Text to read –
Wanted for Canberra: a different kind of independent Senator

Many years ago, in that great age when long lunches were a feature of a lobbyist's life, I was grumbling about yet another outbreak of Canberra bashing as a government set out to reduce spending. The national capital, I suggested, needed some political clout yet that was impossible with an electoral system that enabled both Labor and the Coalition to take it for granted. The House of Representative seats were as good as certain Labor wins and with two Senators to be elected, the odds strongly favoured a one all split among the big two.
With minds well stimulated, my lunching companions began considering the problem and one of them, a very senior public servant, came up with an innovative idea that secured general agreement as being a potential solution. What the Canberra Senate race needed was a candidate in the tradition of the independent and impartial public servant who would have only one policy: to support policies that benefited the Australian Capital Territory and oppose any that hurt it.
This Senator would be an unashamed political blackmailer. In return for pro-Canberra policies by a government there would be support for all legislation. Anti-Canberra policies would automatically result in votes against all government legislation.
As is the way with long and liquid lunches no action was taken. It was only a report by Noel Towell in The Canberra Times this morning that brought it back into my mind.

From Barton to Bangalore: offshore APS comes closer

The Australian Public Service (APS) is now openly canvassing sending some of its work to private sector players operating offshore, most likely India, according to tech industry reports.
Finance Department officials told private sector representatives last month that the department was prepared to follow the NSW government's lead and send work to India, as part of its ongoing drive to revive the "shared services" model of backroom operations.
Finance has been canvassing private players for advice on stepping up the shared services model being pushed under the Coalition government's "contestability agenda". ...

What to work on – Continue the piece about Canberra needing an independent Senator, starting after its last sentence.

Given information –
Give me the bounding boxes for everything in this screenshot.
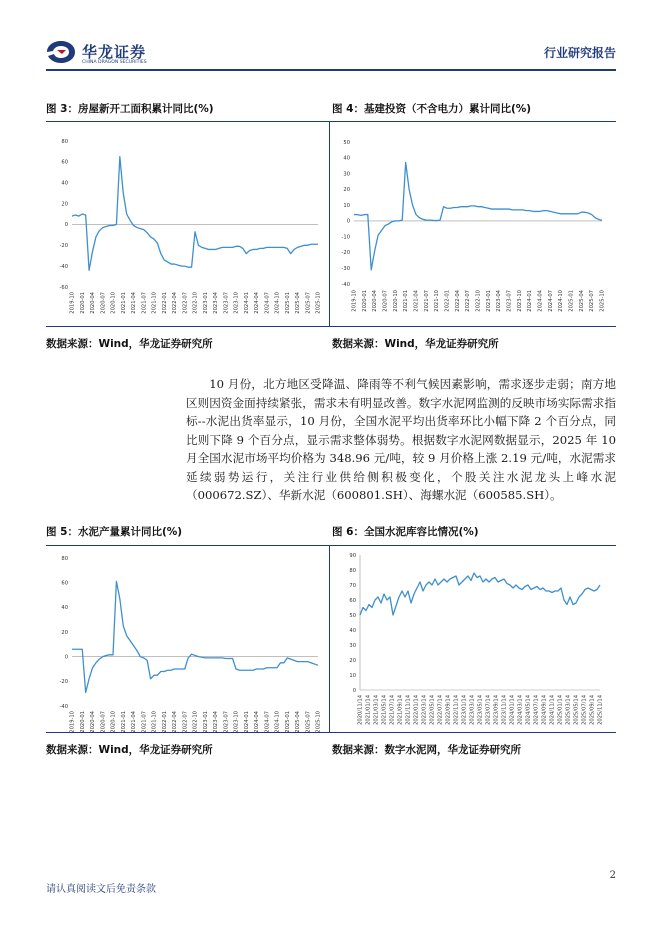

Written answer –
Momentum for APS work to be undertaken in Asia has been growing for years. The ATO was in talks in 2014 with a giant multinational contractor about taking ATO work to the Philippines, and Health Department work has been going to India for several years.
iTnews reported on the minutes of the recent briefing, which confirmed that Finance was looking to take the idea of offshore shared services to the next level.
"Interested in gathering the information required to determine whether allowing any functions to be performed offshore would be beneficial, and understanding what the benefits (and associated risks) of this approach might be," the briefing notes say.
"Finance would like to understand industry's views on which (if any) services could be effectively provided offshore."
It was also revealed at the briefing that more federal agencies were keen to act as providers of shared services, joining the official and rapidly expanding official Shared Services Centre operating out of the departments of Education and Employment.
Defence, the Tax Office, Treasury, the Department of Industry, and a group of smaller regulatory agencies said they wanted to join the wave of shared services enthusiasm sweeping the public service.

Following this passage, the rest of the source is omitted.